* begin Entries supplied *

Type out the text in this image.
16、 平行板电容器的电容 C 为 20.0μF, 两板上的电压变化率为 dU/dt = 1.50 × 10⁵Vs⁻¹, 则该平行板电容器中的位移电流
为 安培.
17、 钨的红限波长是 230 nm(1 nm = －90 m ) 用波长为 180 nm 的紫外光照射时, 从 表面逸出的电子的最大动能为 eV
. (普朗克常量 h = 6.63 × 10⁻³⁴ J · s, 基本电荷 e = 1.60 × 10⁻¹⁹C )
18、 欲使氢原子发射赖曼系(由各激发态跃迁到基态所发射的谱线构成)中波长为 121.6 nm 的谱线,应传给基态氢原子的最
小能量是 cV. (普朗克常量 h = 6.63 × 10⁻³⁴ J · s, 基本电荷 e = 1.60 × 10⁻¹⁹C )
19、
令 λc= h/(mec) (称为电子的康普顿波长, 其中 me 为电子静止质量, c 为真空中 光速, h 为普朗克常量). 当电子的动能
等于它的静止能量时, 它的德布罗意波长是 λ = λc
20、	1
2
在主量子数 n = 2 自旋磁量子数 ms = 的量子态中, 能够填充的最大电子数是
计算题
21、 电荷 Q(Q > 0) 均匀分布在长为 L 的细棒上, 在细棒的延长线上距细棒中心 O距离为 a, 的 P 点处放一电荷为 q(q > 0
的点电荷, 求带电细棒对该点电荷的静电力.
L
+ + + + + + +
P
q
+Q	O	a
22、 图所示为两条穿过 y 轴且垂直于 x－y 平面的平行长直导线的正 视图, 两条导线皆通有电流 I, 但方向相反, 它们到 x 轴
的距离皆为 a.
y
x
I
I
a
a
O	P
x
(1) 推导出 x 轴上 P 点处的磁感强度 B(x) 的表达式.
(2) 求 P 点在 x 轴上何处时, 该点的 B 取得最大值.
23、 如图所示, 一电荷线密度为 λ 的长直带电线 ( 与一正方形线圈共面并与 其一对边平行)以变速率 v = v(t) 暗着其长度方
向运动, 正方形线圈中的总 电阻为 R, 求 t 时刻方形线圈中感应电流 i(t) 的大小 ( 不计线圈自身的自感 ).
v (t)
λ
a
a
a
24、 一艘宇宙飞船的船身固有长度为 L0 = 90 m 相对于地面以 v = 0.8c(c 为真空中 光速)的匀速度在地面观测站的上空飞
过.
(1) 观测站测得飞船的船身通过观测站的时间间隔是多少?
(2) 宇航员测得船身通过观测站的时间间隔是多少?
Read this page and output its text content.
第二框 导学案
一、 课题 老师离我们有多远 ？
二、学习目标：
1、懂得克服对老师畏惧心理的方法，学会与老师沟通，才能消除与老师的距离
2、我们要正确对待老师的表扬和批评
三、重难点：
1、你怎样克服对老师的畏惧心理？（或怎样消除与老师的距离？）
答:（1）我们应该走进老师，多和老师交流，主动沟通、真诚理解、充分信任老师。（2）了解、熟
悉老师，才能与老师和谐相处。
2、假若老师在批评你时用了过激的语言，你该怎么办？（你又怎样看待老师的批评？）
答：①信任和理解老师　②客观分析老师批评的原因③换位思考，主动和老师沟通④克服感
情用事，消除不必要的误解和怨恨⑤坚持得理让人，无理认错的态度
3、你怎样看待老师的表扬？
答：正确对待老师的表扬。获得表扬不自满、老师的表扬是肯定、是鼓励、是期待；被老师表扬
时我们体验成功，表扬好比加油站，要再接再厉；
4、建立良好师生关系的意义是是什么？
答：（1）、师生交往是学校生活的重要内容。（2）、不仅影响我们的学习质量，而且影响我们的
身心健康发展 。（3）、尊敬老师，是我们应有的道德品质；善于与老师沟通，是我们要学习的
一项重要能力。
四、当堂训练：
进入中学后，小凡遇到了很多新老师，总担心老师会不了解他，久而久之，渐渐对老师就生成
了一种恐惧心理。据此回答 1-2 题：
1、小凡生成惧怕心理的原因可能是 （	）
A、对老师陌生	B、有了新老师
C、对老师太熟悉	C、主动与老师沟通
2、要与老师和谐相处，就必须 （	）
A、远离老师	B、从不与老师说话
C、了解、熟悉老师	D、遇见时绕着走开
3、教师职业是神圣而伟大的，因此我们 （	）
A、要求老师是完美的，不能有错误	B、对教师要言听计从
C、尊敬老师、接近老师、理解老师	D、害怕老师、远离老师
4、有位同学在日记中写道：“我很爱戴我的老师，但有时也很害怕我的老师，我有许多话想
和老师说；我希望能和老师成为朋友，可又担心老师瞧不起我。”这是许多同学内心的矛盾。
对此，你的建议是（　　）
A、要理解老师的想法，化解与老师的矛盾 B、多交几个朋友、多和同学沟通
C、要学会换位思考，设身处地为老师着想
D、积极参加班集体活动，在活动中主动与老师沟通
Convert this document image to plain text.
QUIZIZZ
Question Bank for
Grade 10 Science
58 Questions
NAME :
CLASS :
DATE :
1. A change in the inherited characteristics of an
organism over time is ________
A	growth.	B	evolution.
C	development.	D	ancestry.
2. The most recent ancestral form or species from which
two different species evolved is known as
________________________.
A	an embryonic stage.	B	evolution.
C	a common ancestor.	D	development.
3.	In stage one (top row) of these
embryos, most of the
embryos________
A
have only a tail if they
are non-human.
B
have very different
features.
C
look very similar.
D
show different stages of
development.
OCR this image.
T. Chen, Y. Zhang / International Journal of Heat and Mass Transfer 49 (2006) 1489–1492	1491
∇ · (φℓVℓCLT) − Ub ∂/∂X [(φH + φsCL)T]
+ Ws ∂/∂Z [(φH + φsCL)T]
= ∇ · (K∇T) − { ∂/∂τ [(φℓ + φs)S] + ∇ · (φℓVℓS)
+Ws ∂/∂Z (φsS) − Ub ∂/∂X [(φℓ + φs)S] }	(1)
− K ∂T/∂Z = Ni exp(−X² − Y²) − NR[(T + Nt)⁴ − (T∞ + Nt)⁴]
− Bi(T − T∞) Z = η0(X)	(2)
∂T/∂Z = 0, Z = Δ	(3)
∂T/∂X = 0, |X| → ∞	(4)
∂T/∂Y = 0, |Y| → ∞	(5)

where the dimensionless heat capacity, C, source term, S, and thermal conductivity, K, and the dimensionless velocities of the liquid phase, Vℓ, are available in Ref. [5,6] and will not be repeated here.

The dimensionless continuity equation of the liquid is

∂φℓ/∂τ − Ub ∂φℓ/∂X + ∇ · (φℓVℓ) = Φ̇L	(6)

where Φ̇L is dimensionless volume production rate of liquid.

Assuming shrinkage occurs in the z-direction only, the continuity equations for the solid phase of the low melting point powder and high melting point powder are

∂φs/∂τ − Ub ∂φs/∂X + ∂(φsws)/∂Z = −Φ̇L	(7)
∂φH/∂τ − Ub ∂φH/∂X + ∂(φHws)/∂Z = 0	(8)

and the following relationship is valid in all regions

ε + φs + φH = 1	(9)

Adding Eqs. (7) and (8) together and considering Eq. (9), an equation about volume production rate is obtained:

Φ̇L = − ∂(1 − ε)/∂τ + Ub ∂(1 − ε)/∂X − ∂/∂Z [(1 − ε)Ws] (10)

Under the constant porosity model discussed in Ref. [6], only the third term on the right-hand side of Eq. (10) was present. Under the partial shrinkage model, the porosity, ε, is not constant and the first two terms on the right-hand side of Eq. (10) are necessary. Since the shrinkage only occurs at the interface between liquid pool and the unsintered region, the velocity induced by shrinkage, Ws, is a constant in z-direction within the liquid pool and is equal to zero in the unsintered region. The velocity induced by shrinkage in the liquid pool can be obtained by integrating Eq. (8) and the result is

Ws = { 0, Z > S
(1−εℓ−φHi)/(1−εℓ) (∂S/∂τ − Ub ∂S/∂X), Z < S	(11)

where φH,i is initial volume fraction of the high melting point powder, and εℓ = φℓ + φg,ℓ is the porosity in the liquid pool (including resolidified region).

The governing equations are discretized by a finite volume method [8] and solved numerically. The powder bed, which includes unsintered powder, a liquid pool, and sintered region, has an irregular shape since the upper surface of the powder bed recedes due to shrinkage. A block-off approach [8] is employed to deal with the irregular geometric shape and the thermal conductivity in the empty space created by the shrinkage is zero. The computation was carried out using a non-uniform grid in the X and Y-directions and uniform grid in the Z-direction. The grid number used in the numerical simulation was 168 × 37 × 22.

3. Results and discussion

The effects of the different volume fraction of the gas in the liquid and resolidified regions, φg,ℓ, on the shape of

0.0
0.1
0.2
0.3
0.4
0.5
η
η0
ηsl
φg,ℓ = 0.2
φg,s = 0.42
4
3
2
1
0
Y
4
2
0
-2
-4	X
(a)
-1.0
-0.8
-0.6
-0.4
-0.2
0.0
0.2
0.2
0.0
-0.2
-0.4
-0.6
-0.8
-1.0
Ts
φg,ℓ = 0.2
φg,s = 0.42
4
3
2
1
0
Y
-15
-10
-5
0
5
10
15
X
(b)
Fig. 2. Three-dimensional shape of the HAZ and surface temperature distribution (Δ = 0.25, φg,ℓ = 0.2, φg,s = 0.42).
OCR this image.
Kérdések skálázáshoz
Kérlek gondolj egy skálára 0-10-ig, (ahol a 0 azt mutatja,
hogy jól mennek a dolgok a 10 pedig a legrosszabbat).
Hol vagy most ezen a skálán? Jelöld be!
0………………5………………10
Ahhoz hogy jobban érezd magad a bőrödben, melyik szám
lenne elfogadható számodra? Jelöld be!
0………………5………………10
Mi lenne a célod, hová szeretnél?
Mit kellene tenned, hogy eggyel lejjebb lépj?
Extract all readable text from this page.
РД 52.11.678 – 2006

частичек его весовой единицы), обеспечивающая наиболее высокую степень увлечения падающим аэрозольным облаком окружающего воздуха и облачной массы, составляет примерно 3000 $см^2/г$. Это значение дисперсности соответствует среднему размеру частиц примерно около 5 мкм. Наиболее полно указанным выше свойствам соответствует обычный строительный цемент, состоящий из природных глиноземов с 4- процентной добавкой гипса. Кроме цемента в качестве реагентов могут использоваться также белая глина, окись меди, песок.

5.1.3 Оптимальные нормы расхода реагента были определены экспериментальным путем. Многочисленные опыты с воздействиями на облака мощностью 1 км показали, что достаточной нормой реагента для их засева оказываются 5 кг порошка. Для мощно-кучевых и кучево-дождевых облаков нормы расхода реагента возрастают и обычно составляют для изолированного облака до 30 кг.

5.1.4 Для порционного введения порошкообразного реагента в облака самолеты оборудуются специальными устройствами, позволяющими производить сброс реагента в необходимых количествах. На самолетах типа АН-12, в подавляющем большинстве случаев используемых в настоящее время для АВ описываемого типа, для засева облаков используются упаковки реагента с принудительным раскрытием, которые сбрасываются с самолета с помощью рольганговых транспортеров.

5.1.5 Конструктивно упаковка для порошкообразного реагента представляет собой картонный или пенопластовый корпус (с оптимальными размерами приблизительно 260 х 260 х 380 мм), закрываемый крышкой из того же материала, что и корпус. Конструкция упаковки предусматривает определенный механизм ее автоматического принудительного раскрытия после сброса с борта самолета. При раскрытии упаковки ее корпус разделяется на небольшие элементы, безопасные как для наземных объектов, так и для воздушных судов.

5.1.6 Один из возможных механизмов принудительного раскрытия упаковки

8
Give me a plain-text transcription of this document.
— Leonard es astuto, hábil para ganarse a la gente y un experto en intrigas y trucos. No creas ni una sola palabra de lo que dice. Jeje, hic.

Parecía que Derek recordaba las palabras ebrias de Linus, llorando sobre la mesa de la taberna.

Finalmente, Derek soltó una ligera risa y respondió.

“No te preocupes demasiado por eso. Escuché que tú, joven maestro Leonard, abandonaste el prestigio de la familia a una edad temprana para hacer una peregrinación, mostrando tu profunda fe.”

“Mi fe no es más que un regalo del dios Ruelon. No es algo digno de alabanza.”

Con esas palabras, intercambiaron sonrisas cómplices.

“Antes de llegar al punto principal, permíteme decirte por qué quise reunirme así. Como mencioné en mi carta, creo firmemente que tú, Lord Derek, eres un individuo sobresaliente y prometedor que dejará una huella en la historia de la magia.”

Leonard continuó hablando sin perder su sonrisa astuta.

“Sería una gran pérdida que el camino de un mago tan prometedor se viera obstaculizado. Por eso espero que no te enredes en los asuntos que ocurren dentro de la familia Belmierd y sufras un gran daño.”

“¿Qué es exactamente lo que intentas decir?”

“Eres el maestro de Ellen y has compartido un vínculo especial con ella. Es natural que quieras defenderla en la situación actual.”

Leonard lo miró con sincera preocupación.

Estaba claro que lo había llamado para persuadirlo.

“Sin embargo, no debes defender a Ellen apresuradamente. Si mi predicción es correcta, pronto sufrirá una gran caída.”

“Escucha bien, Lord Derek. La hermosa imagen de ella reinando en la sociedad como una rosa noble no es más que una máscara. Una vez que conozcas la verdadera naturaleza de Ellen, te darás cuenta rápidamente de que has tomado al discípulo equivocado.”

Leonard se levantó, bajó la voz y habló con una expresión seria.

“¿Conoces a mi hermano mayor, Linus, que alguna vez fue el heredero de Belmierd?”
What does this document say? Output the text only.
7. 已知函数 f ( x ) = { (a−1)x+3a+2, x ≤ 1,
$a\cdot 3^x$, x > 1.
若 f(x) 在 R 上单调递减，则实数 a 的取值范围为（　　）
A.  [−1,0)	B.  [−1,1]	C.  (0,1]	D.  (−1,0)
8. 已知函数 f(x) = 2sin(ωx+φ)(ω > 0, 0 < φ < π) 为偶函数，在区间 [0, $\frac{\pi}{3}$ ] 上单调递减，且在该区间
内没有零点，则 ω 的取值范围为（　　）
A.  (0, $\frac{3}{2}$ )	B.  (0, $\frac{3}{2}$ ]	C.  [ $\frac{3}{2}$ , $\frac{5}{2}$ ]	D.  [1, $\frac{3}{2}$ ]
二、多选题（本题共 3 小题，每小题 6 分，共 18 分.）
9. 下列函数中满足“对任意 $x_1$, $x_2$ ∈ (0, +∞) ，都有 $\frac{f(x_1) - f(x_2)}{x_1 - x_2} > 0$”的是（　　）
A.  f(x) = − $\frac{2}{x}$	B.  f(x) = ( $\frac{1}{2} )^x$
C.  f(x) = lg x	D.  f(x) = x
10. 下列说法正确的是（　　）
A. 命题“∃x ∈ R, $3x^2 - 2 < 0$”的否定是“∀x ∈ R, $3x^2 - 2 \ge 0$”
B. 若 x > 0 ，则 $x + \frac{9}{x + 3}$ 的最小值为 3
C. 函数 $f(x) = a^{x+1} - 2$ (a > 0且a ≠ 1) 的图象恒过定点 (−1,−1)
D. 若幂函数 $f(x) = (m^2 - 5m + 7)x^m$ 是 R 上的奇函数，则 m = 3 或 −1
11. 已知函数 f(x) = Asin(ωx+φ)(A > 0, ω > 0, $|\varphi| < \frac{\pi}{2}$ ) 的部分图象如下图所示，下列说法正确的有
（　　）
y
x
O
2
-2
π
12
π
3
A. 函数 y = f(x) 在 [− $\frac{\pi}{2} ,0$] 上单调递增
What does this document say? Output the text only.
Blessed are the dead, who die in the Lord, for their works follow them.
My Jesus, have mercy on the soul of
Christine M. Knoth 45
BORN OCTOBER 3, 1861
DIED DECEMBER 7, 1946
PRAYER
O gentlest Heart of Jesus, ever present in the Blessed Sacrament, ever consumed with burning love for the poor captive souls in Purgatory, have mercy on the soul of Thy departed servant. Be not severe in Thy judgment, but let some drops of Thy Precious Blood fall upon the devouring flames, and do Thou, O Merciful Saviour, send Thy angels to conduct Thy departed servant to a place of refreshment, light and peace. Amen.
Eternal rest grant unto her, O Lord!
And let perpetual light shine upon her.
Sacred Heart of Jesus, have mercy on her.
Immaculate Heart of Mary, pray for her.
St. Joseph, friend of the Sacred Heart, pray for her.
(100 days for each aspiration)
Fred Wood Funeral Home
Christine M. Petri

* end Entries supplied *

Of the lines above, how many contain the word "porosity"? Provide the number and nothing else.

2